Dataset rows about figures
-*-*-

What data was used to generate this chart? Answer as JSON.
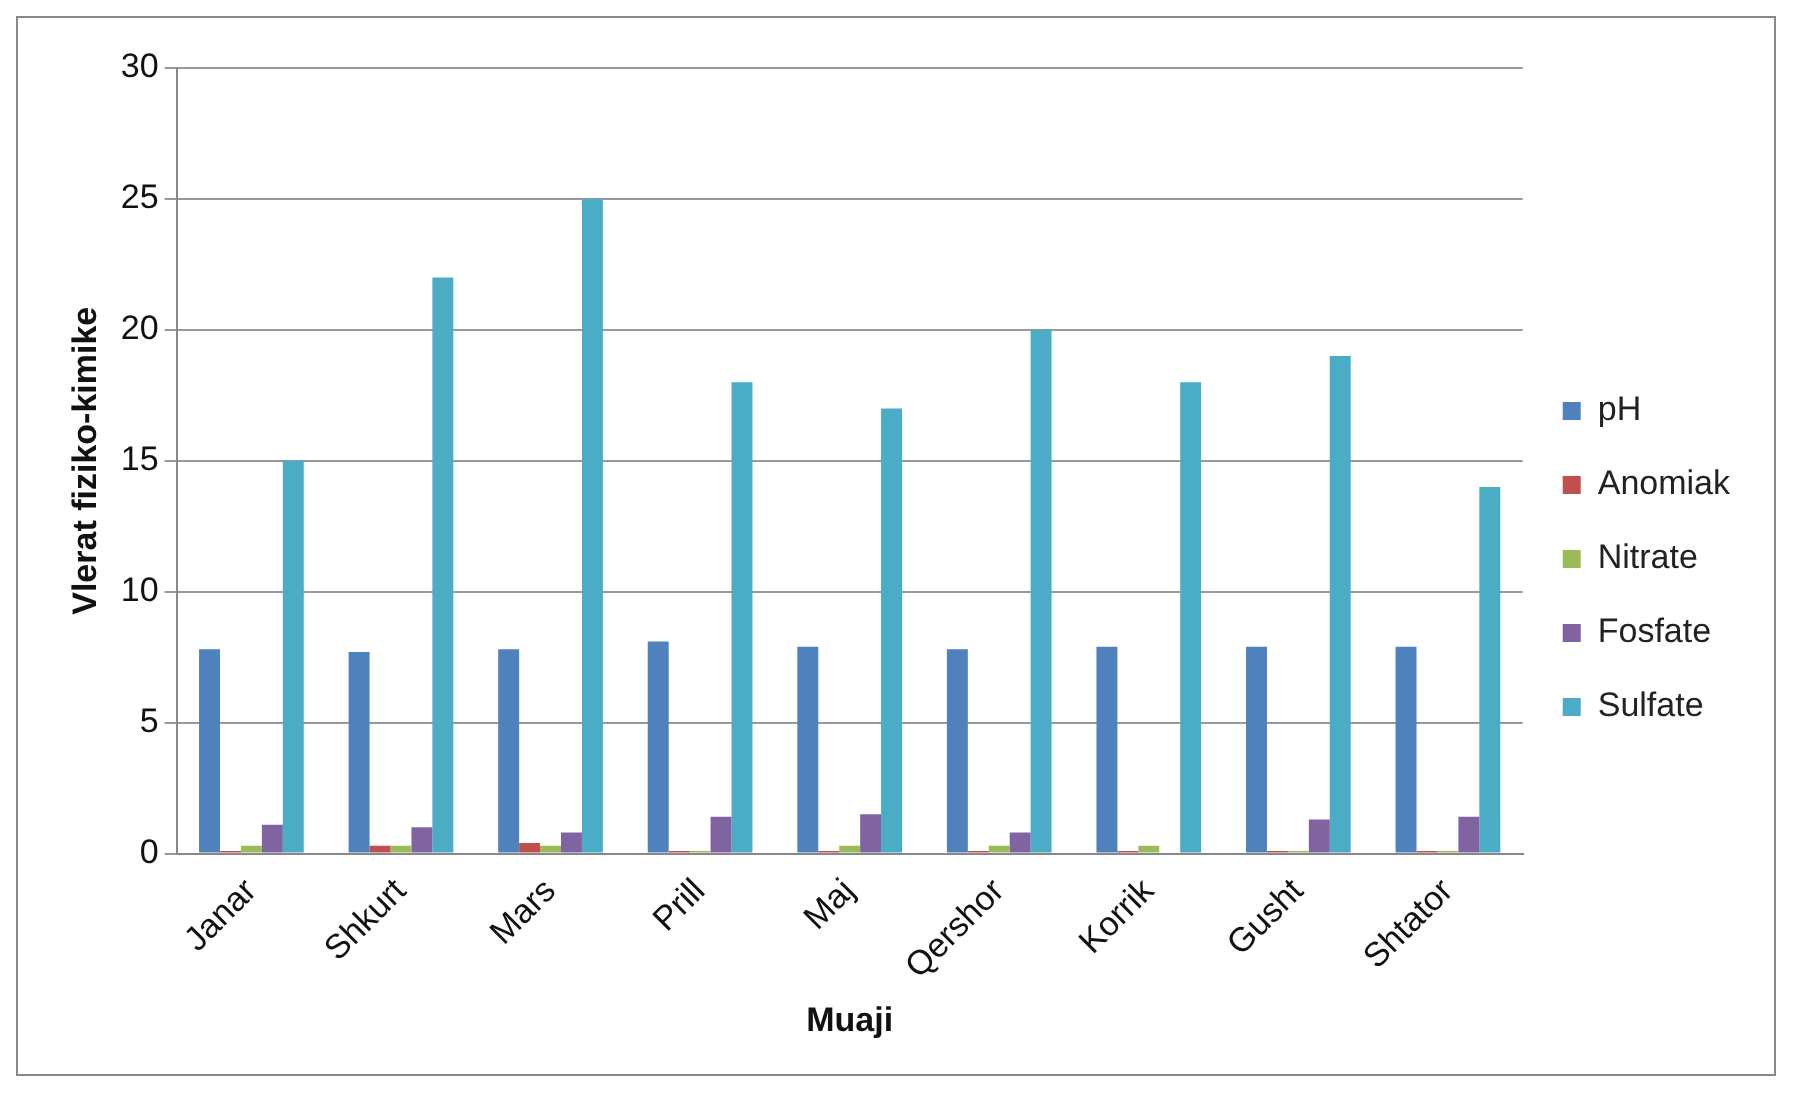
{
  "chart_data": {
    "type": "bar",
    "xlabel": "Muaji",
    "ylabel": "Vlerat fiziko-kimike",
    "categories": [
      "Janar",
      "Shkurt",
      "Mars",
      "Prill",
      "Maj",
      "Qershor",
      "Korrik",
      "Gusht",
      "Shtator"
    ],
    "series": [
      {
        "name": "pH",
        "color": "#4f81bd",
        "values": [
          7.8,
          7.7,
          7.8,
          8.1,
          7.9,
          7.8,
          7.9,
          7.9,
          7.9
        ]
      },
      {
        "name": "Anomiak",
        "color": "#c0504d",
        "values": [
          0.1,
          0.3,
          0.4,
          0.1,
          0.1,
          0.1,
          0.1,
          0.1,
          0.1
        ]
      },
      {
        "name": "Nitrate",
        "color": "#9bbb59",
        "values": [
          0.3,
          0.3,
          0.3,
          0.1,
          0.3,
          0.3,
          0.3,
          0.1,
          0.1
        ]
      },
      {
        "name": "Fosfate",
        "color": "#8064a2",
        "values": [
          1.1,
          1.0,
          0.8,
          1.4,
          1.5,
          0.8,
          0,
          1.3,
          1.4
        ]
      },
      {
        "name": "Sulfate",
        "color": "#4bacc6",
        "values": [
          15,
          22,
          25,
          18,
          17,
          20,
          18,
          19,
          14
        ]
      }
    ],
    "ylim": [
      0,
      30
    ],
    "yticks": [
      0,
      5,
      10,
      15,
      20,
      25,
      30
    ],
    "grid": "y",
    "legend": "right"
  }
}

-*-*-

• CHALLENGE:
Where a line in the material contains "color", copy that line.

• WRITTEN RESPONSE:
        "color": "#4f81bd",
        "color": "#c0504d",
        "color": "#9bbb59",
        "color": "#8064a2",
        "color": "#4bacc6",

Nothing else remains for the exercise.